[Stored data]
[start]

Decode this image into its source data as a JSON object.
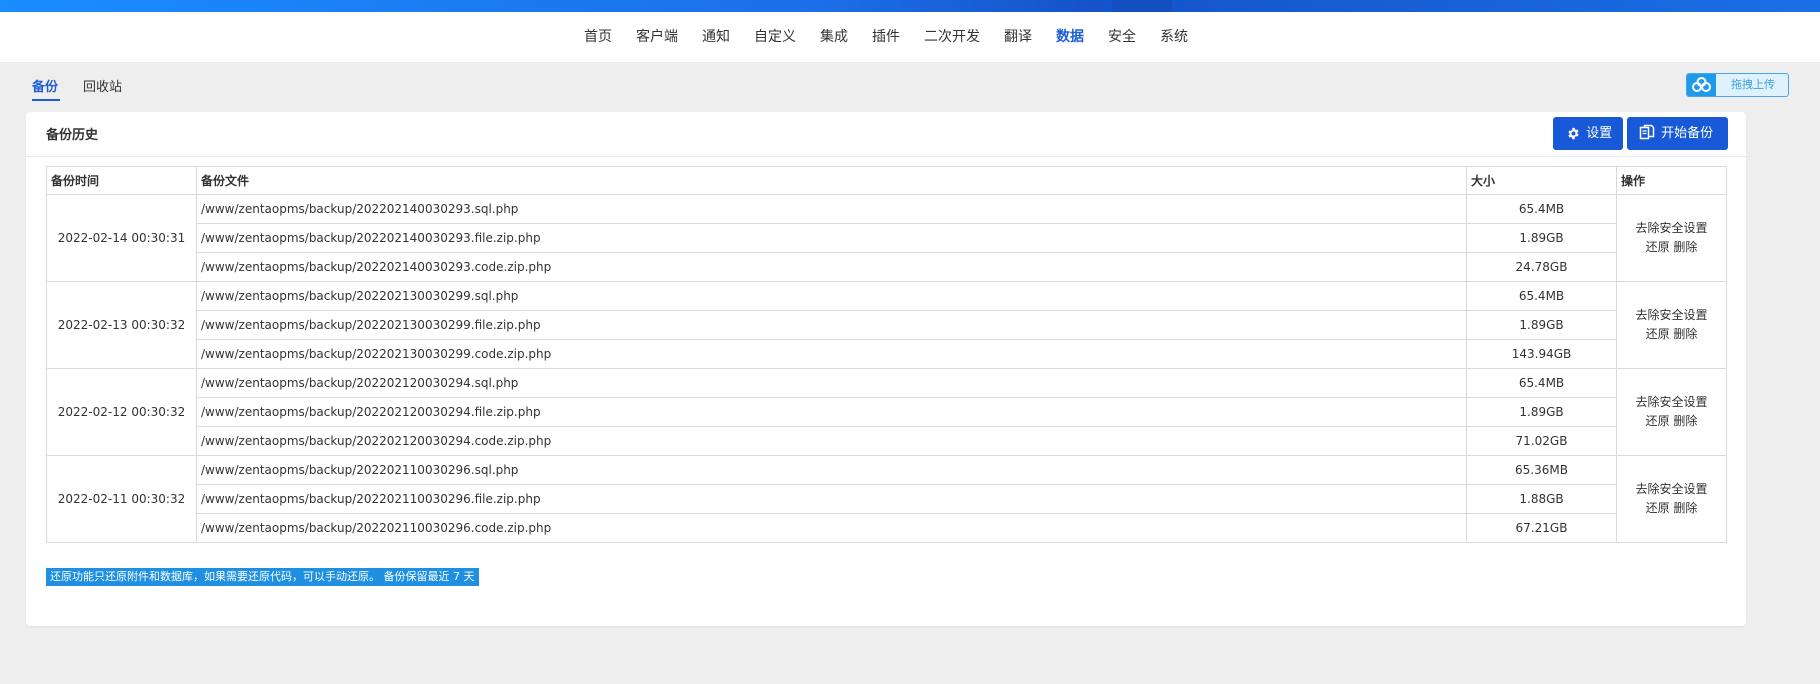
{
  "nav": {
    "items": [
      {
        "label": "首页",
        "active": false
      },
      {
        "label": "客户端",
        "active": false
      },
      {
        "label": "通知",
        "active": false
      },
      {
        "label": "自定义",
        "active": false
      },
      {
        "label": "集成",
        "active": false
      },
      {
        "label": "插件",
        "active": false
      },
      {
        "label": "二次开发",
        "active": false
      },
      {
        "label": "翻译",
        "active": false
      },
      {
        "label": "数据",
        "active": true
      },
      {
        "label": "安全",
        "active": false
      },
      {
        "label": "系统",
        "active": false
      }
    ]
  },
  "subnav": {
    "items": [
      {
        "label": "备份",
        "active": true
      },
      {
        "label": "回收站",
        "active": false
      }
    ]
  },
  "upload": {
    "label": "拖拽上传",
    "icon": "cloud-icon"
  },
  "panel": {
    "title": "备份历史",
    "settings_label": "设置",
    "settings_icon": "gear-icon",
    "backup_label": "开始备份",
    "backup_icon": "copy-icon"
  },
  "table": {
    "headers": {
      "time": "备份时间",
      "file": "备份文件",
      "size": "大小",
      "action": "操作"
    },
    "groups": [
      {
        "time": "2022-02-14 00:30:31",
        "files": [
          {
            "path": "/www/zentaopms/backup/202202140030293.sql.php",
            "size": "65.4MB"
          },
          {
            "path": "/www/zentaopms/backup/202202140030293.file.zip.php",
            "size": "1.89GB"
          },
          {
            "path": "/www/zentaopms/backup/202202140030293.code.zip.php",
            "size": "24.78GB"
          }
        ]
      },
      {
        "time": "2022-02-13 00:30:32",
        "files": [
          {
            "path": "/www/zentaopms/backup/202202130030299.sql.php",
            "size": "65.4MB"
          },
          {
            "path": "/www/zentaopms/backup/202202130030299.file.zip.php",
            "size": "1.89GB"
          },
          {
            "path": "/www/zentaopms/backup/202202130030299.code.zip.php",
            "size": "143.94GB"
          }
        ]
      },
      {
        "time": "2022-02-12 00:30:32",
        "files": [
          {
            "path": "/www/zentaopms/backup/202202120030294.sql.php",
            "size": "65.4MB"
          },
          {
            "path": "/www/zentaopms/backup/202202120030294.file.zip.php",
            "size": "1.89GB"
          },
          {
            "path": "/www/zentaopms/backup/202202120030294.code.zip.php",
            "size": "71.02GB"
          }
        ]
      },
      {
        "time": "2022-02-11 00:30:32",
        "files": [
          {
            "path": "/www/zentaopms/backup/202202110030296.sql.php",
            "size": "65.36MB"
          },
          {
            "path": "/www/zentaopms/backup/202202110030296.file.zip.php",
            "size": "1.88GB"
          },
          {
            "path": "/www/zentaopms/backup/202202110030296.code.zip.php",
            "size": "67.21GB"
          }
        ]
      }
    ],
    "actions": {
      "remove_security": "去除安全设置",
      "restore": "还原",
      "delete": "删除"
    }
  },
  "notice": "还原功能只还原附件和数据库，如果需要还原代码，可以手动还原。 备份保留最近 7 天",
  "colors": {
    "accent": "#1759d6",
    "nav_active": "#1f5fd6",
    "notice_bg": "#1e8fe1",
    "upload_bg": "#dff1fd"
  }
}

[end]

### WORK TO DO
Gather each line holding the string "icon".

### THE RESPONSE
    "icon": "cloud-icon"
    "settings_icon": "gear-icon",
    "backup_icon": "copy-icon"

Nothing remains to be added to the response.